>>>>>
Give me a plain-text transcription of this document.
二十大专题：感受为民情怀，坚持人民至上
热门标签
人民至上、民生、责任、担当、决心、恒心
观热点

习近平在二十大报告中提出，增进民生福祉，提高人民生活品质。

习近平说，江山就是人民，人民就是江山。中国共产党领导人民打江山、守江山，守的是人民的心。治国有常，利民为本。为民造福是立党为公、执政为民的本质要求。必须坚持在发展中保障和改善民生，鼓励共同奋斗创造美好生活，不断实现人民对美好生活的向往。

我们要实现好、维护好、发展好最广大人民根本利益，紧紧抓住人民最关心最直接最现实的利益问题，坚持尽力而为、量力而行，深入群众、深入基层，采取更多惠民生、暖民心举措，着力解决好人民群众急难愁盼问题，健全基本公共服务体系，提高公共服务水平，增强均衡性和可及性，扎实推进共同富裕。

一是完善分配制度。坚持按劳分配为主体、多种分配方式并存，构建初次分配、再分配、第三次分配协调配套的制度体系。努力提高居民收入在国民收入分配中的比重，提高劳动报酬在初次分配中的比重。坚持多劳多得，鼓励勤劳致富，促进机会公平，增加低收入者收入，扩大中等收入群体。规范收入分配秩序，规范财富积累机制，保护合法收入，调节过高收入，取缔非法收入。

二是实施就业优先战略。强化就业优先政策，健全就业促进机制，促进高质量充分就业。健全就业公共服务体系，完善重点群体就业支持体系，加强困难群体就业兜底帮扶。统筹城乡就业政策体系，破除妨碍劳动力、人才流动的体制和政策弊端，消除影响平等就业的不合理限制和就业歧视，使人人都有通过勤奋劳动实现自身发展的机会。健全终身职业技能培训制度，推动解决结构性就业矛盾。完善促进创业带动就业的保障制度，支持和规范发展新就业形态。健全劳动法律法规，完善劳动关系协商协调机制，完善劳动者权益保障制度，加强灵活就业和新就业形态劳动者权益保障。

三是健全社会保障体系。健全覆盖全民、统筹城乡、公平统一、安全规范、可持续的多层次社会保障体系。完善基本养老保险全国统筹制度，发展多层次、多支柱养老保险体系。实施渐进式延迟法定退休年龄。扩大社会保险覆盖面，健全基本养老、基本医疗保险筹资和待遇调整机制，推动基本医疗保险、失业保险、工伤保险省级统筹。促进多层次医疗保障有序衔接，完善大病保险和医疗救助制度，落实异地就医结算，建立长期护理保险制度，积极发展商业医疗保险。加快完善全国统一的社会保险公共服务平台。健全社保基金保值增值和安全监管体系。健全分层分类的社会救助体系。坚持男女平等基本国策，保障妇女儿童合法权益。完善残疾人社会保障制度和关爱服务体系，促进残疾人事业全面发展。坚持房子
<<<<<
__Stated goal__.
Repeat the material from above exactly, word for word.

__In response__.
Give me a plain-text transcription of this document.
二十大专题：感受为民情怀，坚持人民至上
热门标签
人民至上、民生、责任、担当、决心、恒心
观热点

习近平在二十大报告中提出，增进民生福祉，提高人民生活品质。

习近平说，江山就是人民，人民就是江山。中国共产党领导人民打江山、守江山，守的是人民的心。治国有常，利民为本。为民造福是立党为公、执政为民的本质要求。必须坚持在发展中保障和改善民生，鼓励共同奋斗创造美好生活，不断实现人民对美好生活的向往。

我们要实现好、维护好、发展好最广大人民根本利益，紧紧抓住人民最关心最直接最现实的利益问题，坚持尽力而为、量力而行，深入群众、深入基层，采取更多惠民生、暖民心举措，着力解决好人民群众急难愁盼问题，健全基本公共服务体系，提高公共服务水平，增强均衡性和可及性，扎实推进共同富裕。

一是完善分配制度。坚持按劳分配为主体、多种分配方式并存，构建初次分配、再分配、第三次分配协调配套的制度体系。努力提高居民收入在国民收入分配中的比重，提高劳动报酬在初次分配中的比重。坚持多劳多得，鼓励勤劳致富，促进机会公平，增加低收入者收入，扩大中等收入群体。规范收入分配秩序，规范财富积累机制，保护合法收入，调节过高收入，取缔非法收入。

二是实施就业优先战略。强化就业优先政策，健全就业促进机制，促进高质量充分就业。健全就业公共服务体系，完善重点群体就业支持体系，加强困难群体就业兜底帮扶。统筹城乡就业政策体系，破除妨碍劳动力、人才流动的体制和政策弊端，消除影响平等就业的不合理限制和就业歧视，使人人都有通过勤奋劳动实现自身发展的机会。健全终身职业技能培训制度，推动解决结构性就业矛盾。完善促进创业带动就业的保障制度，支持和规范发展新就业形态。健全劳动法律法规，完善劳动关系协商协调机制，完善劳动者权益保障制度，加强灵活就业和新就业形态劳动者权益保障。

三是健全社会保障体系。健全覆盖全民、统筹城乡、公平统一、安全规范、可持续的多层次社会保障体系。完善基本养老保险全国统筹制度，发展多层次、多支柱养老保险体系。实施渐进式延迟法定退休年龄。扩大社会保险覆盖面，健全基本养老、基本医疗保险筹资和待遇调整机制，推动基本医疗保险、失业保险、工伤保险省级统筹。促进多层次医疗保障有序衔接，完善大病保险和医疗救助制度，落实异地就医结算，建立长期护理保险制度，积极发展商业医疗保险。加快完善全国统一的社会保险公共服务平台。健全社保基金保值增值和安全监管体系。健全分层分类的社会救助体系。坚持男女平等基本国策，保障妇女儿童合法权益。完善残疾人社会保障制度和关爱服务体系，促进残疾人事业全面发展。坚持房子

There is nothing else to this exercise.